§ **Exercise materials**:
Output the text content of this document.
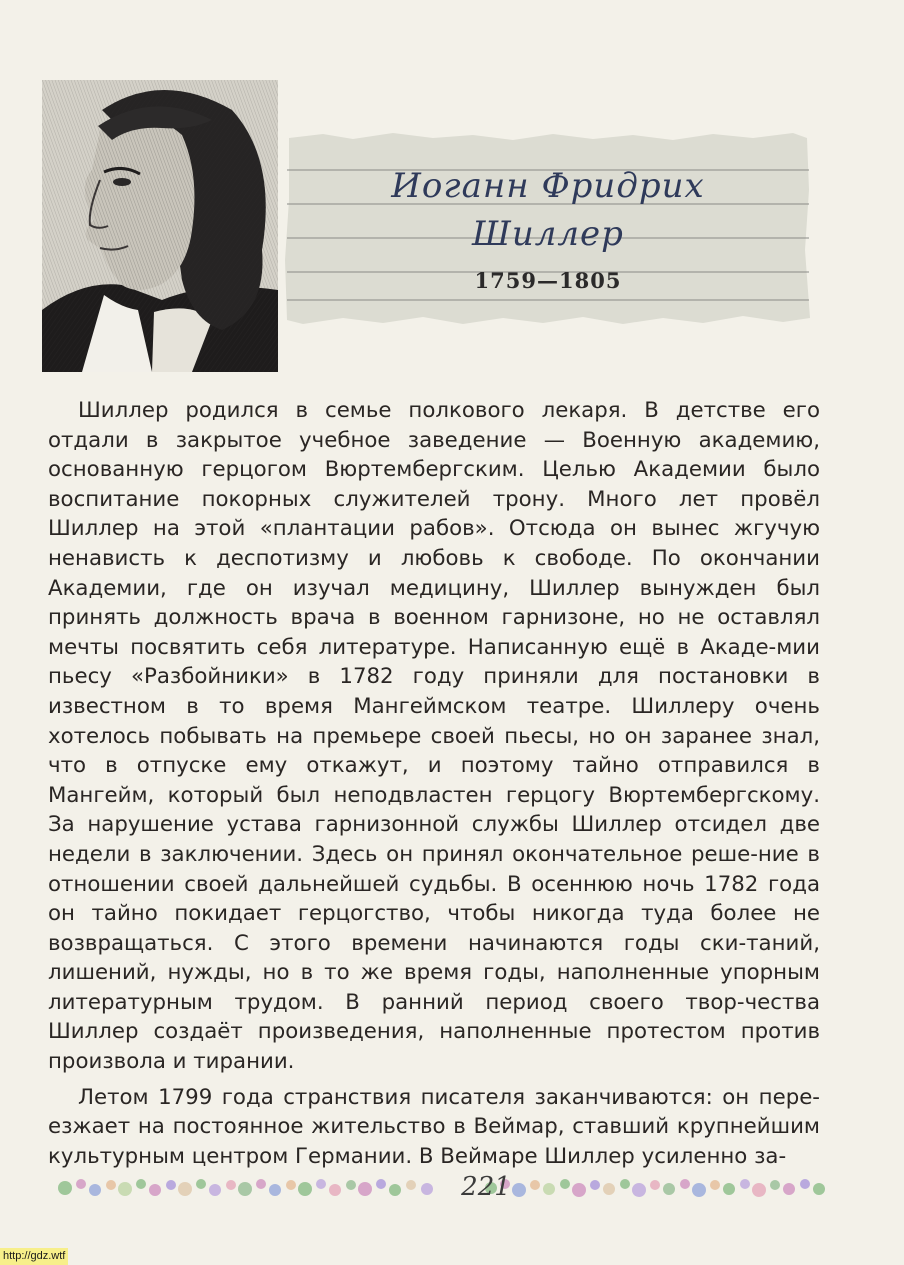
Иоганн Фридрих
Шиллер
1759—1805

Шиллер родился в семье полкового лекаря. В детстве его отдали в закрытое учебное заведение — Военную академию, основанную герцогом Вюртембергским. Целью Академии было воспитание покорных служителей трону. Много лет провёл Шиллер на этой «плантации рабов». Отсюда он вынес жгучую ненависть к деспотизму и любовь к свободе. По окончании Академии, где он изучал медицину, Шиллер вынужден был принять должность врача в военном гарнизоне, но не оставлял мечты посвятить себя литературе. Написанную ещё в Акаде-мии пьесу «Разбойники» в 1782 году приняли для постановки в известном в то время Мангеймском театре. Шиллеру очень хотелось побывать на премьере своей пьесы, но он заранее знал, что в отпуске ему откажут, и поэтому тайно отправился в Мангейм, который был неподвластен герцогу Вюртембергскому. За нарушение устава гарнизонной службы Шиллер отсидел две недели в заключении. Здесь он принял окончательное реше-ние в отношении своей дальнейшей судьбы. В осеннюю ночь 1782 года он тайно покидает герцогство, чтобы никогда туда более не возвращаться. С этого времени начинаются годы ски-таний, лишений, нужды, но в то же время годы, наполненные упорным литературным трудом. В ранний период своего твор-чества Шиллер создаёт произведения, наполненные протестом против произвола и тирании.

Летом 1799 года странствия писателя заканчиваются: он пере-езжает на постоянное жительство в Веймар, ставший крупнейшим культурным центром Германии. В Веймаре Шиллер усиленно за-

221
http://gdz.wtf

...

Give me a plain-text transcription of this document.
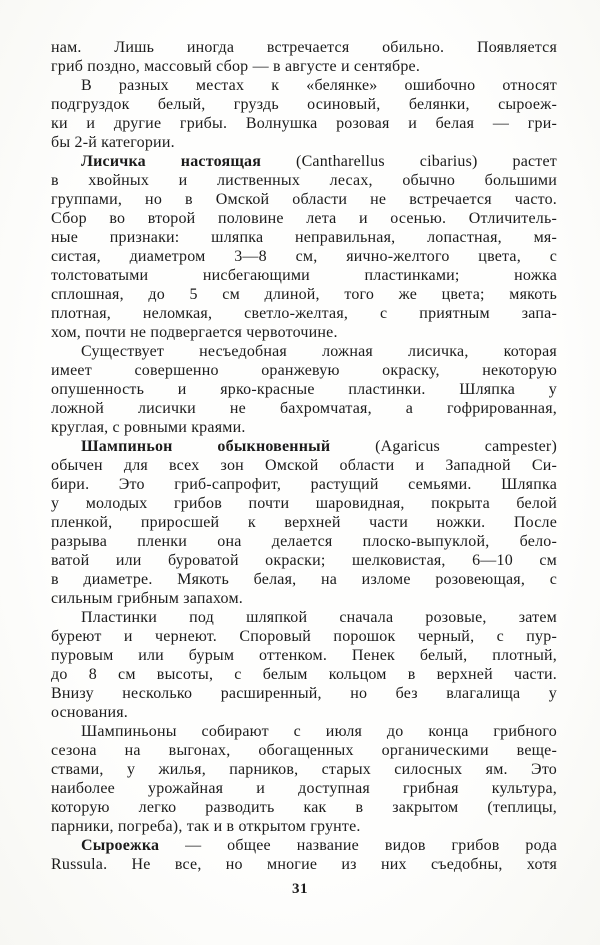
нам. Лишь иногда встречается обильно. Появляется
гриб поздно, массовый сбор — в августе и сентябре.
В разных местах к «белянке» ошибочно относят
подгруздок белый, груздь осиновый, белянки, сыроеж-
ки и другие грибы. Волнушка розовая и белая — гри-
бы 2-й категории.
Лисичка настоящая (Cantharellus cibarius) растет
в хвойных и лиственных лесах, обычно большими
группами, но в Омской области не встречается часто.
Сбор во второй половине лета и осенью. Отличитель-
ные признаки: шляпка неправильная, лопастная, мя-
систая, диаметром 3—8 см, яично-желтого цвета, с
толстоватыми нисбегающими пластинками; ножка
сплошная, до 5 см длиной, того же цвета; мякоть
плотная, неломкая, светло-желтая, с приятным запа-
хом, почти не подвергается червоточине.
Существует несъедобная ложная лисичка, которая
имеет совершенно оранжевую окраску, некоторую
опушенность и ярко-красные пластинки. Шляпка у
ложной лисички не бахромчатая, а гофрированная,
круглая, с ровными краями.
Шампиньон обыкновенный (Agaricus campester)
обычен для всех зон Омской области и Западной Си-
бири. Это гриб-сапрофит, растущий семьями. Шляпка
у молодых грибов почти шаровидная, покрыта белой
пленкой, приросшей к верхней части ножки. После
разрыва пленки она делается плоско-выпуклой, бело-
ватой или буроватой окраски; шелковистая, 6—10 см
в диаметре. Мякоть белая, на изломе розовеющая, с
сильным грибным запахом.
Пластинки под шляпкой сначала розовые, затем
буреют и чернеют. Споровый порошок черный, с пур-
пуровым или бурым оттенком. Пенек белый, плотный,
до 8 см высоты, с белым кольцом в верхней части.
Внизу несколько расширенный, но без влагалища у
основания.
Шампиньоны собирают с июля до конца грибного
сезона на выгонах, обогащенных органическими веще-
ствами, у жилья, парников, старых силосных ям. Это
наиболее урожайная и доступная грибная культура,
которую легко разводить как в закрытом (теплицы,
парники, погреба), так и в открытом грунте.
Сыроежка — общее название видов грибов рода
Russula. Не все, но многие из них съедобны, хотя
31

§ **Problem statement**: Filter the records above for lines containing the word "document", and copy those lines.

§ **Finished exercise**:
Output the text content of this document.
Give me a plain-text transcription of this document.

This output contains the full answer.